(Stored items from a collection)
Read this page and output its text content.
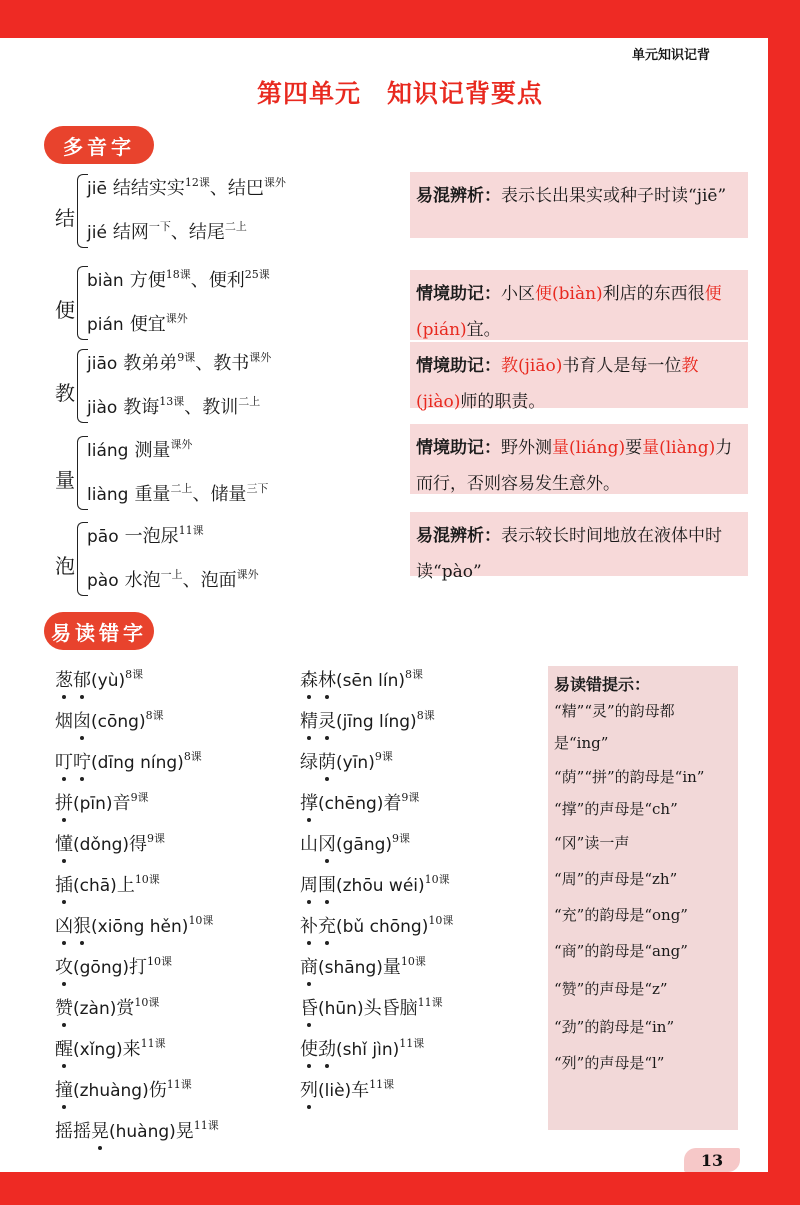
单元知识记背
第四单元　知识记背要点
多音字
结
jiē 结结实实$^{12课}$、结巴$^{课外}$
jié 结网$^{一下}$、结尾$^{二上}$
便
biàn 方便$^{18课}$、便利$^{25课}$
pián 便宜$^{课外}$
教
jiāo 教弟弟$^{9课}$、教书$^{课外}$
jiào 教诲$^{13课}$、教训$^{二上}$
量
liáng 测量$^{课外}$
liàng 重量$^{二上}$、储量$^{三下}$
泡
pāo 一泡尿$^{11课}$
pào 水泡$^{一上}$、泡面$^{课外}$
易混辨析：表示长出果实或种子时读“jiē”
情境助记：小区便(biàn)利店的东西很便(pián)宜。
情境助记：教(jiāo)书育人是每一位教(jiào)师的职责。
情境助记：野外测量(liáng)要量(liàng)力而行，否则容易发生意外。
易混辨析：表示较长时间地放在液体中时读“pào”
易读错字
葱郁(yù)$^{8课}$
烟囱(cōng)$^{8课}$
叮咛(dīng níng)$^{8课}$
拼(pīn)音$^{9课}$
懂(dǒng)得$^{9课}$
插(chā)上$^{10课}$
凶狠(xiōng hěn)$^{10课}$
攻(gōng)打$^{10课}$
赞(zàn)赏$^{10课}$
醒(xǐng)来$^{11课}$
撞(zhuàng)伤$^{11课}$
摇摇晃(huàng)晃$^{11课}$
森林(sēn lín)$^{8课}$
精灵(jīng líng)$^{8课}$
绿荫(yīn)$^{9课}$
撑(chēng)着$^{9课}$
山冈(gāng)$^{9课}$
周围(zhōu wéi)$^{10课}$
补充(bǔ chōng)$^{10课}$
商(shāng)量$^{10课}$
昏(hūn)头昏脑$^{11课}$
使劲(shǐ jìn)$^{11课}$
列(liè)车$^{11课}$
易读错提示：
“精”“灵”的韵母都
是“ing”
“荫”“拼”的韵母是“in”
“撑”的声母是“ch”
“冈”读一声
“周”的声母是“zh”
“充”的韵母是“ong”
“商”的韵母是“ang”
“赞”的声母是“z”
“劲”的韵母是“in”
“列”的声母是“l”
13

» **Aim of the task**: Reproduce all entries exactly. Pictures do not belong in the copy.

» **Problem solution**:
Read this page and output its text content.
单元知识记背
第四单元　知识记背要点
多音字
结
jiē 结结实实$^{12课}$、结巴$^{课外}$
jié 结网$^{一下}$、结尾$^{二上}$
便
biàn 方便$^{18课}$、便利$^{25课}$
pián 便宜$^{课外}$
教
jiāo 教弟弟$^{9课}$、教书$^{课外}$
jiào 教诲$^{13课}$、教训$^{二上}$
量
liáng 测量$^{课外}$
liàng 重量$^{二上}$、储量$^{三下}$
泡
pāo 一泡尿$^{11课}$
pào 水泡$^{一上}$、泡面$^{课外}$
易混辨析：表示长出果实或种子时读“jiē”
情境助记：小区便(biàn)利店的东西很便(pián)宜。
情境助记：教(jiāo)书育人是每一位教(jiào)师的职责。
情境助记：野外测量(liáng)要量(liàng)力而行，否则容易发生意外。
易混辨析：表示较长时间地放在液体中时读“pào”
易读错字
葱郁(yù)$^{8课}$
烟囱(cōng)$^{8课}$
叮咛(dīng níng)$^{8课}$
拼(pīn)音$^{9课}$
懂(dǒng)得$^{9课}$
插(chā)上$^{10课}$
凶狠(xiōng hěn)$^{10课}$
攻(gōng)打$^{10课}$
赞(zàn)赏$^{10课}$
醒(xǐng)来$^{11课}$
撞(zhuàng)伤$^{11课}$
摇摇晃(huàng)晃$^{11课}$
森林(sēn lín)$^{8课}$
精灵(jīng líng)$^{8课}$
绿荫(yīn)$^{9课}$
撑(chēng)着$^{9课}$
山冈(gāng)$^{9课}$
周围(zhōu wéi)$^{10课}$
补充(bǔ chōng)$^{10课}$
商(shāng)量$^{10课}$
昏(hūn)头昏脑$^{11课}$
使劲(shǐ jìn)$^{11课}$
列(liè)车$^{11课}$
易读错提示：
“精”“灵”的韵母都
是“ing”
“荫”“拼”的韵母是“in”
“撑”的声母是“ch”
“冈”读一声
“周”的声母是“zh”
“充”的韵母是“ong”
“商”的韵母是“ang”
“赞”的声母是“z”
“劲”的韵母是“in”
“列”的声母是“l”
13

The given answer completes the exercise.